• Stated problem: Count every line that has the word "векторном" in it; give no more than the number.

···

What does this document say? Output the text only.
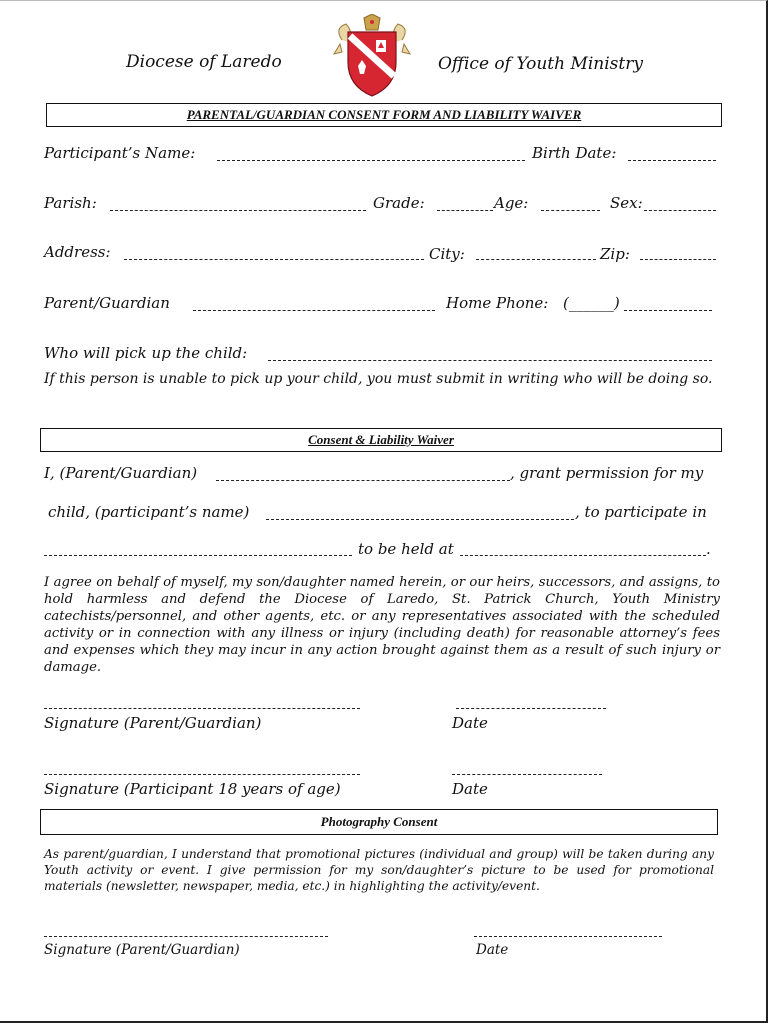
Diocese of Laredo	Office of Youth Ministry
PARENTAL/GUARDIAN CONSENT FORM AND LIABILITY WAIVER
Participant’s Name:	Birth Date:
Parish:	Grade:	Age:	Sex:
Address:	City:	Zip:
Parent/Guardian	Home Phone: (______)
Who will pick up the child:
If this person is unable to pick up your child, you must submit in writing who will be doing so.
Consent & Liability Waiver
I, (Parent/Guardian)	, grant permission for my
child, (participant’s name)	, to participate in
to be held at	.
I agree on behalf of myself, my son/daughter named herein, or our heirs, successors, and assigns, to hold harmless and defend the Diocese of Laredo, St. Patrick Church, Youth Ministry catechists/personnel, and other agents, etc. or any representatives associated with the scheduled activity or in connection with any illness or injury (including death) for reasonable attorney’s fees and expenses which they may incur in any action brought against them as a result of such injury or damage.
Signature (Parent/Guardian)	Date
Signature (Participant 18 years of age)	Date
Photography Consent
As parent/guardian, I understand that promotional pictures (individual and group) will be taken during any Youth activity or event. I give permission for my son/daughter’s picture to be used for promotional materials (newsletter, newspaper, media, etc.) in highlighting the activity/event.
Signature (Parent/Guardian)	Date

···

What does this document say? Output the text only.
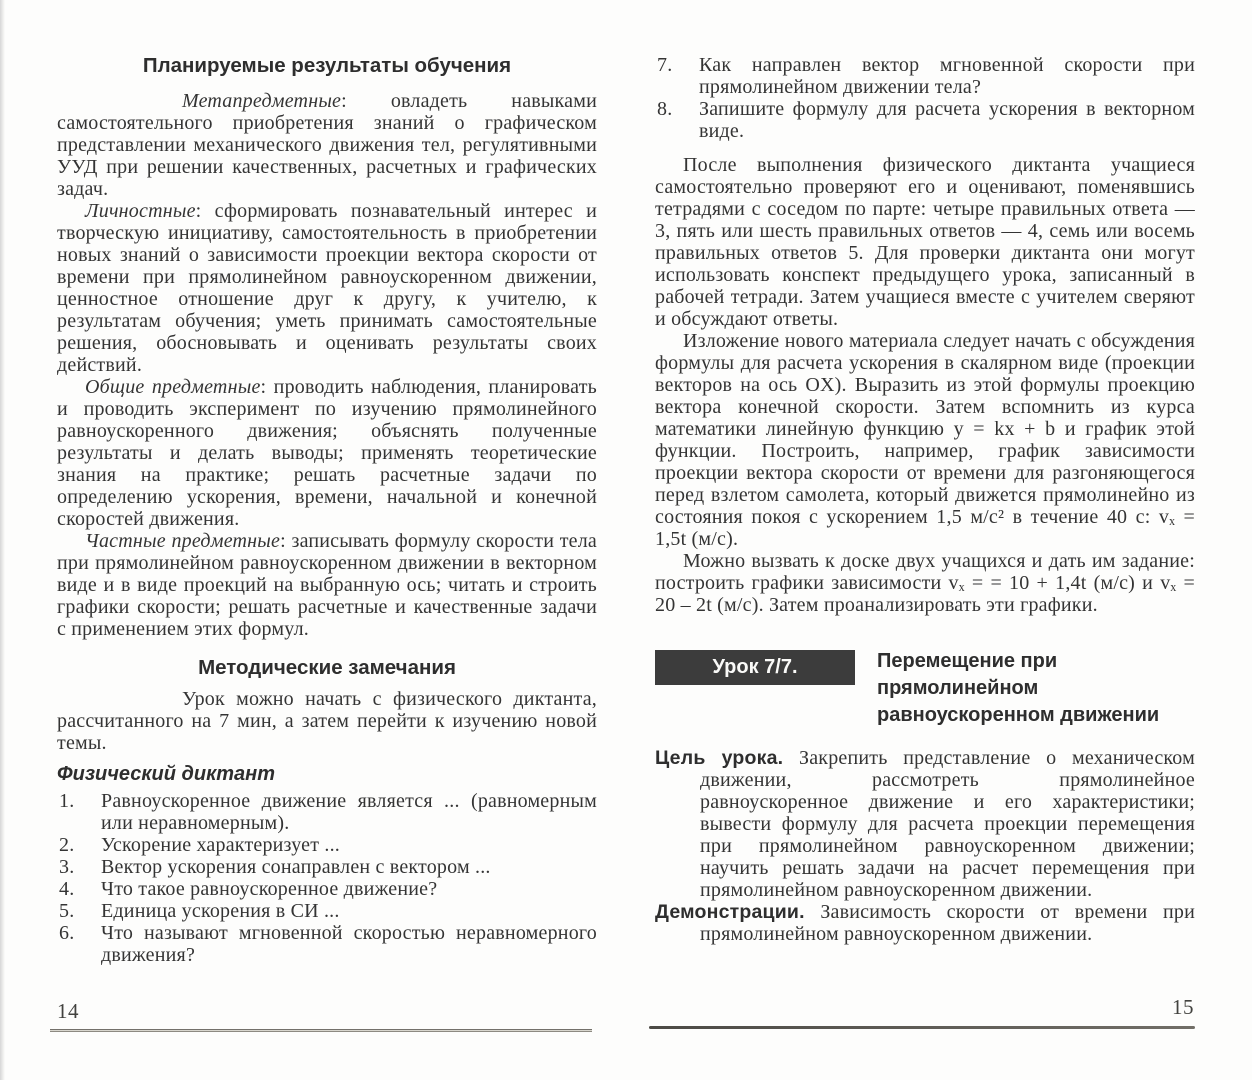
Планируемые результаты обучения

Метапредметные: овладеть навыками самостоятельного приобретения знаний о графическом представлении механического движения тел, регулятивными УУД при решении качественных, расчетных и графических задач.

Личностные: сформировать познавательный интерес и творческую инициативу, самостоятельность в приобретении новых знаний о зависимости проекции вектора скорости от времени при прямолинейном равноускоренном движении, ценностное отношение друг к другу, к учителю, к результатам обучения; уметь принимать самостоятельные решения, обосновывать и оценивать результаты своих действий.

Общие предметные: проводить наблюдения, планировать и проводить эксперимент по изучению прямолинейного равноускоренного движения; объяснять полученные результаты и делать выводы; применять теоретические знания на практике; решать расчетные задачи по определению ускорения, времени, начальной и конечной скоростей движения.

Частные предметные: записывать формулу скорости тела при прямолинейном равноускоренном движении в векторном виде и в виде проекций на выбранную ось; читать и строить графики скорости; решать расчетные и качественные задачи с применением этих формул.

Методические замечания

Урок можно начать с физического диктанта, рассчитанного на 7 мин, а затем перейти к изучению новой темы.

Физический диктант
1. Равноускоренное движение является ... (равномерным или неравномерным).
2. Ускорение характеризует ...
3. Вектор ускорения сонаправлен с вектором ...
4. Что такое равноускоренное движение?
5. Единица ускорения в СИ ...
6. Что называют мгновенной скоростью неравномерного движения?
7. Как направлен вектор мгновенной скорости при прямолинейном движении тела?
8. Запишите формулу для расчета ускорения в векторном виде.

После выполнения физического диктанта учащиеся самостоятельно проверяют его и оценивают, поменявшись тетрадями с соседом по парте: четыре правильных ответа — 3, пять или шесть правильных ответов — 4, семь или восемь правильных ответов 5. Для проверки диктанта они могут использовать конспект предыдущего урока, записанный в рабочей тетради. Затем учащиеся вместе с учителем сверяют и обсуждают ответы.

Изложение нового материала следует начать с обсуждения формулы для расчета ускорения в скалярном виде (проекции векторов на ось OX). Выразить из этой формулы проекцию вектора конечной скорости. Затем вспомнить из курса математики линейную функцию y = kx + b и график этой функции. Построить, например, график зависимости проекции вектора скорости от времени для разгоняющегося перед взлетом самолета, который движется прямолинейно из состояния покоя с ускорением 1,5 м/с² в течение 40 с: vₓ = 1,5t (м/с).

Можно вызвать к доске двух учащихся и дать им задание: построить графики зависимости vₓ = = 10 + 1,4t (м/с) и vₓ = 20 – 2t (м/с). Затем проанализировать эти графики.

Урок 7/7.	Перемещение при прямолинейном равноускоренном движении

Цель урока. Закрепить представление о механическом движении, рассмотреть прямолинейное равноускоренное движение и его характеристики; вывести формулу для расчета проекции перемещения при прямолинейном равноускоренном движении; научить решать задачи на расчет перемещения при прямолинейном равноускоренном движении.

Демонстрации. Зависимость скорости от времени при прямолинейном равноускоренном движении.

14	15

···

• Exercise result: 2